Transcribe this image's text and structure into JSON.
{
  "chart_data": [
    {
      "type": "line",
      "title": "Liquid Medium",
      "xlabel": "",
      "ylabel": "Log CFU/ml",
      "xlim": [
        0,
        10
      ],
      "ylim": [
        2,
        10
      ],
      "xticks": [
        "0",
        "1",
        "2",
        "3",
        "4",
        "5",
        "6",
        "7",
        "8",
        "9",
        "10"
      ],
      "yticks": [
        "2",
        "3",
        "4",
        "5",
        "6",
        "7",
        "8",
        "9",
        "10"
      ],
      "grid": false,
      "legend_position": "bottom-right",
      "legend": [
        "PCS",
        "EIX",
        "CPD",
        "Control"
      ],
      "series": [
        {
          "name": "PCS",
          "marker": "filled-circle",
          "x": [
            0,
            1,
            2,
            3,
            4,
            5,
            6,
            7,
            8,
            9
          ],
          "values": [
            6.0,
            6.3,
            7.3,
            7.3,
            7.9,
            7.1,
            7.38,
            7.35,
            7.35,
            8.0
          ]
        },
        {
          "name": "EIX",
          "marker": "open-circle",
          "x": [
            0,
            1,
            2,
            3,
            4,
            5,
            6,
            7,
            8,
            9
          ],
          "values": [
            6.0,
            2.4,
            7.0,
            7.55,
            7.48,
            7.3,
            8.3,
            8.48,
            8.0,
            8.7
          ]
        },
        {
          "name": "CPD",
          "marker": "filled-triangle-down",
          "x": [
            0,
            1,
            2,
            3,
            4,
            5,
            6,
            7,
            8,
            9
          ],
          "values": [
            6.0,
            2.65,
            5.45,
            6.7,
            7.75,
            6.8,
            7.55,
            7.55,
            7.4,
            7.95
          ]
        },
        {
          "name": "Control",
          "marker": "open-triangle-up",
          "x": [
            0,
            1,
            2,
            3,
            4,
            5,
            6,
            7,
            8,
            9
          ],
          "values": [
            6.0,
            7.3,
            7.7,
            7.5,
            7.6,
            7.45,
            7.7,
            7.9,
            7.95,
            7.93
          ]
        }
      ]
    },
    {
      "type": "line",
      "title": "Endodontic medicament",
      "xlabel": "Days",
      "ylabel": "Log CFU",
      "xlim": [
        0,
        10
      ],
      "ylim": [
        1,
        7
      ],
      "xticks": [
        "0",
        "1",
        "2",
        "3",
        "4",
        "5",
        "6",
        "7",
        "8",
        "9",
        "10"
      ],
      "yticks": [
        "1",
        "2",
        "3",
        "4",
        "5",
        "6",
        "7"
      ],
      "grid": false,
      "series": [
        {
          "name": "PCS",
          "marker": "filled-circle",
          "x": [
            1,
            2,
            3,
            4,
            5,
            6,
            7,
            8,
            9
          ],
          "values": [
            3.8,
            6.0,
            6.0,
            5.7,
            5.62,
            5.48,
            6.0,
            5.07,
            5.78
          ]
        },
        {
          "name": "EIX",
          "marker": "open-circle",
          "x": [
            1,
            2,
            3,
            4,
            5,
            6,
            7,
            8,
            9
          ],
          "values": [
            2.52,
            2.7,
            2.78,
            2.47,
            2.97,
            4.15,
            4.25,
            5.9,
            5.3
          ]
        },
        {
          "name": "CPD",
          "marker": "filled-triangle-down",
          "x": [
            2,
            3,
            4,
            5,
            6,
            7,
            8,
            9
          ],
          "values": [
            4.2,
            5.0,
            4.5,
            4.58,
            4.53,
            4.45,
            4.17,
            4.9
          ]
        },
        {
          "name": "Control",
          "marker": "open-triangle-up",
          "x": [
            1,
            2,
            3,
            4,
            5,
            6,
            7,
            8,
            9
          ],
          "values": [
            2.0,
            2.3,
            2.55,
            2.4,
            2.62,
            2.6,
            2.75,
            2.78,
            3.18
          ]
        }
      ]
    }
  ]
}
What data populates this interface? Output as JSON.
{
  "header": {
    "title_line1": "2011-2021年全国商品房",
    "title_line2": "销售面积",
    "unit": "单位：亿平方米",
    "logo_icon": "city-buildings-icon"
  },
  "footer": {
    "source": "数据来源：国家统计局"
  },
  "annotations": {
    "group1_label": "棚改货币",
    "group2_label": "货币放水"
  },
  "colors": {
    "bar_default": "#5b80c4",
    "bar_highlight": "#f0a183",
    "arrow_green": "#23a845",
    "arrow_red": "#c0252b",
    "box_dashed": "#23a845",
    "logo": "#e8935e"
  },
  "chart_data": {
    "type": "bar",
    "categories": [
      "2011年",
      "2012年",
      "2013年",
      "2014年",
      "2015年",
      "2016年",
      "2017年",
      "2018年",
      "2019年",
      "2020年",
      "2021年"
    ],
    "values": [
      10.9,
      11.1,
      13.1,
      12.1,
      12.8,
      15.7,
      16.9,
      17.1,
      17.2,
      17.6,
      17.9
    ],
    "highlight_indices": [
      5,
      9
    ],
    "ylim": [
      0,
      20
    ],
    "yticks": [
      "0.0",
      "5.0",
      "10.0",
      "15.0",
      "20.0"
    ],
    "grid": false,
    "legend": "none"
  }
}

++++++++++++++++++++

** Aim of the exercise **
Every record shown above must be echoed exactly.

** Task result **
Transcribe this image's text and structure into JSON.
{
  "chart_data": [
    {
      "type": "line",
      "title": "Liquid Medium",
      "xlabel": "",
      "ylabel": "Log CFU/ml",
      "xlim": [
        0,
        10
      ],
      "ylim": [
        2,
        10
      ],
      "xticks": [
        "0",
        "1",
        "2",
        "3",
        "4",
        "5",
        "6",
        "7",
        "8",
        "9",
        "10"
      ],
      "yticks": [
        "2",
        "3",
        "4",
        "5",
        "6",
        "7",
        "8",
        "9",
        "10"
      ],
      "grid": false,
      "legend_position": "bottom-right",
      "legend": [
        "PCS",
        "EIX",
        "CPD",
        "Control"
      ],
      "series": [
        {
          "name": "PCS",
          "marker": "filled-circle",
          "x": [
            0,
            1,
            2,
            3,
            4,
            5,
            6,
            7,
            8,
            9
          ],
          "values": [
            6.0,
            6.3,
            7.3,
            7.3,
            7.9,
            7.1,
            7.38,
            7.35,
            7.35,
            8.0
          ]
        },
        {
          "name": "EIX",
          "marker": "open-circle",
          "x": [
            0,
            1,
            2,
            3,
            4,
            5,
            6,
            7,
            8,
            9
          ],
          "values": [
            6.0,
            2.4,
            7.0,
            7.55,
            7.48,
            7.3,
            8.3,
            8.48,
            8.0,
            8.7
          ]
        },
        {
          "name": "CPD",
          "marker": "filled-triangle-down",
          "x": [
            0,
            1,
            2,
            3,
            4,
            5,
            6,
            7,
            8,
            9
          ],
          "values": [
            6.0,
            2.65,
            5.45,
            6.7,
            7.75,
            6.8,
            7.55,
            7.55,
            7.4,
            7.95
          ]
        },
        {
          "name": "Control",
          "marker": "open-triangle-up",
          "x": [
            0,
            1,
            2,
            3,
            4,
            5,
            6,
            7,
            8,
            9
          ],
          "values": [
            6.0,
            7.3,
            7.7,
            7.5,
            7.6,
            7.45,
            7.7,
            7.9,
            7.95,
            7.93
          ]
        }
      ]
    },
    {
      "type": "line",
      "title": "Endodontic medicament",
      "xlabel": "Days",
      "ylabel": "Log CFU",
      "xlim": [
        0,
        10
      ],
      "ylim": [
        1,
        7
      ],
      "xticks": [
        "0",
        "1",
        "2",
        "3",
        "4",
        "5",
        "6",
        "7",
        "8",
        "9",
        "10"
      ],
      "yticks": [
        "1",
        "2",
        "3",
        "4",
        "5",
        "6",
        "7"
      ],
      "grid": false,
      "series": [
        {
          "name": "PCS",
          "marker": "filled-circle",
          "x": [
            1,
            2,
            3,
            4,
            5,
            6,
            7,
            8,
            9
          ],
          "values": [
            3.8,
            6.0,
            6.0,
            5.7,
            5.62,
            5.48,
            6.0,
            5.07,
            5.78
          ]
        },
        {
          "name": "EIX",
          "marker": "open-circle",
          "x": [
            1,
            2,
            3,
            4,
            5,
            6,
            7,
            8,
            9
          ],
          "values": [
            2.52,
            2.7,
            2.78,
            2.47,
            2.97,
            4.15,
            4.25,
            5.9,
            5.3
          ]
        },
        {
          "name": "CPD",
          "marker": "filled-triangle-down",
          "x": [
            2,
            3,
            4,
            5,
            6,
            7,
            8,
            9
          ],
          "values": [
            4.2,
            5.0,
            4.5,
            4.58,
            4.53,
            4.45,
            4.17,
            4.9
          ]
        },
        {
          "name": "Control",
          "marker": "open-triangle-up",
          "x": [
            1,
            2,
            3,
            4,
            5,
            6,
            7,
            8,
            9
          ],
          "values": [
            2.0,
            2.3,
            2.55,
            2.4,
            2.62,
            2.6,
            2.75,
            2.78,
            3.18
          ]
        }
      ]
    }
  ]
}
What data populates this interface? Output as JSON.
{
  "header": {
    "title_line1": "2011-2021年全国商品房",
    "title_line2": "销售面积",
    "unit": "单位：亿平方米",
    "logo_icon": "city-buildings-icon"
  },
  "footer": {
    "source": "数据来源：国家统计局"
  },
  "annotations": {
    "group1_label": "棚改货币",
    "group2_label": "货币放水"
  },
  "colors": {
    "bar_default": "#5b80c4",
    "bar_highlight": "#f0a183",
    "arrow_green": "#23a845",
    "arrow_red": "#c0252b",
    "box_dashed": "#23a845",
    "logo": "#e8935e"
  },
  "chart_data": {
    "type": "bar",
    "categories": [
      "2011年",
      "2012年",
      "2013年",
      "2014年",
      "2015年",
      "2016年",
      "2017年",
      "2018年",
      "2019年",
      "2020年",
      "2021年"
    ],
    "values": [
      10.9,
      11.1,
      13.1,
      12.1,
      12.8,
      15.7,
      16.9,
      17.1,
      17.2,
      17.6,
      17.9
    ],
    "highlight_indices": [
      5,
      9
    ],
    "ylim": [
      0,
      20
    ],
    "yticks": [
      "0.0",
      "5.0",
      "10.0",
      "15.0",
      "20.0"
    ],
    "grid": false,
    "legend": "none"
  }
}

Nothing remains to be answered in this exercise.